TASK OBJECTIVE:
The records that follow must be repeated verbatim, every one of them.

--- start DATA SUPPLIED ---

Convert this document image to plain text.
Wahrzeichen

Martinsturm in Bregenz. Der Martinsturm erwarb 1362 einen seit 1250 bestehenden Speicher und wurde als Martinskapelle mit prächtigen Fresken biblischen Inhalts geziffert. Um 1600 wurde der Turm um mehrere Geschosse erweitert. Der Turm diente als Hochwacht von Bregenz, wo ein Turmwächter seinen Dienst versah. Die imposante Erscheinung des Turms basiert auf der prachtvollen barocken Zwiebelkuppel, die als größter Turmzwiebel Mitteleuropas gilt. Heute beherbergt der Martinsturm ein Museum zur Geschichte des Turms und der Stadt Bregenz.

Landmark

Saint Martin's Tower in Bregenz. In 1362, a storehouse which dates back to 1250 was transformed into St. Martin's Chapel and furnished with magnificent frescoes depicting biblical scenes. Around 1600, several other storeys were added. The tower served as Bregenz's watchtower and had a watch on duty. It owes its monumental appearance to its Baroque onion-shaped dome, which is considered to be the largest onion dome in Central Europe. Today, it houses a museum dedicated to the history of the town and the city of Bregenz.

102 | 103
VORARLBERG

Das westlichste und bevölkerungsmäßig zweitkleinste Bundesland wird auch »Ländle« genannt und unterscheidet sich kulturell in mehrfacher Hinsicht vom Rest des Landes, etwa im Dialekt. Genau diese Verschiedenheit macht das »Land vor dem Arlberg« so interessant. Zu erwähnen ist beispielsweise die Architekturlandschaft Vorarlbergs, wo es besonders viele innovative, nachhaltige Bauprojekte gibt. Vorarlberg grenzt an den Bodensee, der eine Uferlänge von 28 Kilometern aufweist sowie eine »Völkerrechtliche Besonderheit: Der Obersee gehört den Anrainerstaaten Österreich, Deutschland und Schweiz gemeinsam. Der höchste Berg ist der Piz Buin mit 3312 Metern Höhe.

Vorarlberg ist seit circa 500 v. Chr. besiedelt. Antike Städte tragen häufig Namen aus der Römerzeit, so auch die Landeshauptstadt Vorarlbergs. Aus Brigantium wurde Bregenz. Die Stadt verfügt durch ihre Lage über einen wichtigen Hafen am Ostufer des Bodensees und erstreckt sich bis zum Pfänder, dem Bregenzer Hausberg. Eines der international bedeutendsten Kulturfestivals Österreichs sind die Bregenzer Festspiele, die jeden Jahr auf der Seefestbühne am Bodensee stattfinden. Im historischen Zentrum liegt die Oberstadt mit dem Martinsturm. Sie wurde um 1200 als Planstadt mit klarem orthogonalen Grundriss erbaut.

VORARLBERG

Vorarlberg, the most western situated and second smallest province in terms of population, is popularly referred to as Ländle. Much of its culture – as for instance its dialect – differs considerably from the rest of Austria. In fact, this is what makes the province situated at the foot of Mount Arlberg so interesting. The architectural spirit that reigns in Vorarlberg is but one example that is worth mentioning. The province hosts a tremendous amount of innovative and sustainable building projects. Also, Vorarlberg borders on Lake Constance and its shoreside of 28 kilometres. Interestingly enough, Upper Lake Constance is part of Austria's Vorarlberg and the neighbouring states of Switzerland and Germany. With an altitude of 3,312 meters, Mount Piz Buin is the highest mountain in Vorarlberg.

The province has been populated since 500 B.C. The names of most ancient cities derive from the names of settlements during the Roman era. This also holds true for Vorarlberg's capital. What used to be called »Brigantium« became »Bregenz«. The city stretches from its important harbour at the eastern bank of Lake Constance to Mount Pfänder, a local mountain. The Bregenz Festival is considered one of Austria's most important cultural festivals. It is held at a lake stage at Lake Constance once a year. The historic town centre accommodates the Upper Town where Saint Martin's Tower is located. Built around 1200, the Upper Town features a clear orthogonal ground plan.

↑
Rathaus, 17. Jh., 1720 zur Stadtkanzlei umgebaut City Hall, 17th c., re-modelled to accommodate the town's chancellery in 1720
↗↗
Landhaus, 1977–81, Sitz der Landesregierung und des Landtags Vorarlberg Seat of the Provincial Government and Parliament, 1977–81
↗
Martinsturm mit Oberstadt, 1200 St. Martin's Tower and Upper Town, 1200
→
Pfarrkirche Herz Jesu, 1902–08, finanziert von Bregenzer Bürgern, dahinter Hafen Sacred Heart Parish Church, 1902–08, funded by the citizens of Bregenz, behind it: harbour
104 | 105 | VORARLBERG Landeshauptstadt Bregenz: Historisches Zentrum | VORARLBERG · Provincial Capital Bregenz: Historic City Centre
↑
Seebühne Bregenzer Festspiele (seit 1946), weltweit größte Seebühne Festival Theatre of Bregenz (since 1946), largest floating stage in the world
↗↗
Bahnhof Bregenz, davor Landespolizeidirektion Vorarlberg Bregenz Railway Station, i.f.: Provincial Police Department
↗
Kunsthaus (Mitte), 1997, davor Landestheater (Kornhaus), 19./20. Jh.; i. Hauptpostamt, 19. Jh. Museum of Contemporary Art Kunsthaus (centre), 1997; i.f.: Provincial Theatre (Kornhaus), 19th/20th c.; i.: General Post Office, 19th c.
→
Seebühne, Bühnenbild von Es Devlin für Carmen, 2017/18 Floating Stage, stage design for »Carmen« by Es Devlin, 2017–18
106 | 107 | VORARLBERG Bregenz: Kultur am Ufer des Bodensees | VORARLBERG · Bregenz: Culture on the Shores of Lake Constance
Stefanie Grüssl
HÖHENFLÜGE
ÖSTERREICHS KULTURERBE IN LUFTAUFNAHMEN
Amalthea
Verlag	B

--- end DATA SUPPLIED ---

ANSWER FOR THE TASK:
Convert this document image to plain text.
Wahrzeichen

Martinsturm in Bregenz. Der Martinsturm erwarb 1362 einen seit 1250 bestehenden Speicher und wurde als Martinskapelle mit prächtigen Fresken biblischen Inhalts geziffert. Um 1600 wurde der Turm um mehrere Geschosse erweitert. Der Turm diente als Hochwacht von Bregenz, wo ein Turmwächter seinen Dienst versah. Die imposante Erscheinung des Turms basiert auf der prachtvollen barocken Zwiebelkuppel, die als größter Turmzwiebel Mitteleuropas gilt. Heute beherbergt der Martinsturm ein Museum zur Geschichte des Turms und der Stadt Bregenz.

Landmark

Saint Martin's Tower in Bregenz. In 1362, a storehouse which dates back to 1250 was transformed into St. Martin's Chapel and furnished with magnificent frescoes depicting biblical scenes. Around 1600, several other storeys were added. The tower served as Bregenz's watchtower and had a watch on duty. It owes its monumental appearance to its Baroque onion-shaped dome, which is considered to be the largest onion dome in Central Europe. Today, it houses a museum dedicated to the history of the town and the city of Bregenz.

102 | 103
VORARLBERG

Das westlichste und bevölkerungsmäßig zweitkleinste Bundesland wird auch »Ländle« genannt und unterscheidet sich kulturell in mehrfacher Hinsicht vom Rest des Landes, etwa im Dialekt. Genau diese Verschiedenheit macht das »Land vor dem Arlberg« so interessant. Zu erwähnen ist beispielsweise die Architekturlandschaft Vorarlbergs, wo es besonders viele innovative, nachhaltige Bauprojekte gibt. Vorarlberg grenzt an den Bodensee, der eine Uferlänge von 28 Kilometern aufweist sowie eine »Völkerrechtliche Besonderheit: Der Obersee gehört den Anrainerstaaten Österreich, Deutschland und Schweiz gemeinsam. Der höchste Berg ist der Piz Buin mit 3312 Metern Höhe.

Vorarlberg ist seit circa 500 v. Chr. besiedelt. Antike Städte tragen häufig Namen aus der Römerzeit, so auch die Landeshauptstadt Vorarlbergs. Aus Brigantium wurde Bregenz. Die Stadt verfügt durch ihre Lage über einen wichtigen Hafen am Ostufer des Bodensees und erstreckt sich bis zum Pfänder, dem Bregenzer Hausberg. Eines der international bedeutendsten Kulturfestivals Österreichs sind die Bregenzer Festspiele, die jeden Jahr auf der Seefestbühne am Bodensee stattfinden. Im historischen Zentrum liegt die Oberstadt mit dem Martinsturm. Sie wurde um 1200 als Planstadt mit klarem orthogonalen Grundriss erbaut.

VORARLBERG

Vorarlberg, the most western situated and second smallest province in terms of population, is popularly referred to as Ländle. Much of its culture – as for instance its dialect – differs considerably from the rest of Austria. In fact, this is what makes the province situated at the foot of Mount Arlberg so interesting. The architectural spirit that reigns in Vorarlberg is but one example that is worth mentioning. The province hosts a tremendous amount of innovative and sustainable building projects. Also, Vorarlberg borders on Lake Constance and its shoreside of 28 kilometres. Interestingly enough, Upper Lake Constance is part of Austria's Vorarlberg and the neighbouring states of Switzerland and Germany. With an altitude of 3,312 meters, Mount Piz Buin is the highest mountain in Vorarlberg.

The province has been populated since 500 B.C. The names of most ancient cities derive from the names of settlements during the Roman era. This also holds true for Vorarlberg's capital. What used to be called »Brigantium« became »Bregenz«. The city stretches from its important harbour at the eastern bank of Lake Constance to Mount Pfänder, a local mountain. The Bregenz Festival is considered one of Austria's most important cultural festivals. It is held at a lake stage at Lake Constance once a year. The historic town centre accommodates the Upper Town where Saint Martin's Tower is located. Built around 1200, the Upper Town features a clear orthogonal ground plan.

↑
Rathaus, 17. Jh., 1720 zur Stadtkanzlei umgebaut City Hall, 17th c., re-modelled to accommodate the town's chancellery in 1720
↗↗
Landhaus, 1977–81, Sitz der Landesregierung und des Landtags Vorarlberg Seat of the Provincial Government and Parliament, 1977–81
↗
Martinsturm mit Oberstadt, 1200 St. Martin's Tower and Upper Town, 1200
→
Pfarrkirche Herz Jesu, 1902–08, finanziert von Bregenzer Bürgern, dahinter Hafen Sacred Heart Parish Church, 1902–08, funded by the citizens of Bregenz, behind it: harbour
104 | 105 | VORARLBERG Landeshauptstadt Bregenz: Historisches Zentrum | VORARLBERG · Provincial Capital Bregenz: Historic City Centre
↑
Seebühne Bregenzer Festspiele (seit 1946), weltweit größte Seebühne Festival Theatre of Bregenz (since 1946), largest floating stage in the world
↗↗
Bahnhof Bregenz, davor Landespolizeidirektion Vorarlberg Bregenz Railway Station, i.f.: Provincial Police Department
↗
Kunsthaus (Mitte), 1997, davor Landestheater (Kornhaus), 19./20. Jh.; i. Hauptpostamt, 19. Jh. Museum of Contemporary Art Kunsthaus (centre), 1997; i.f.: Provincial Theatre (Kornhaus), 19th/20th c.; i.: General Post Office, 19th c.
→
Seebühne, Bühnenbild von Es Devlin für Carmen, 2017/18 Floating Stage, stage design for »Carmen« by Es Devlin, 2017–18
106 | 107 | VORARLBERG Bregenz: Kultur am Ufer des Bodensees | VORARLBERG · Bregenz: Culture on the Shores of Lake Constance
Stefanie Grüssl
HÖHENFLÜGE
ÖSTERREICHS KULTURERBE IN LUFTAUFNAHMEN
Amalthea
Verlag	B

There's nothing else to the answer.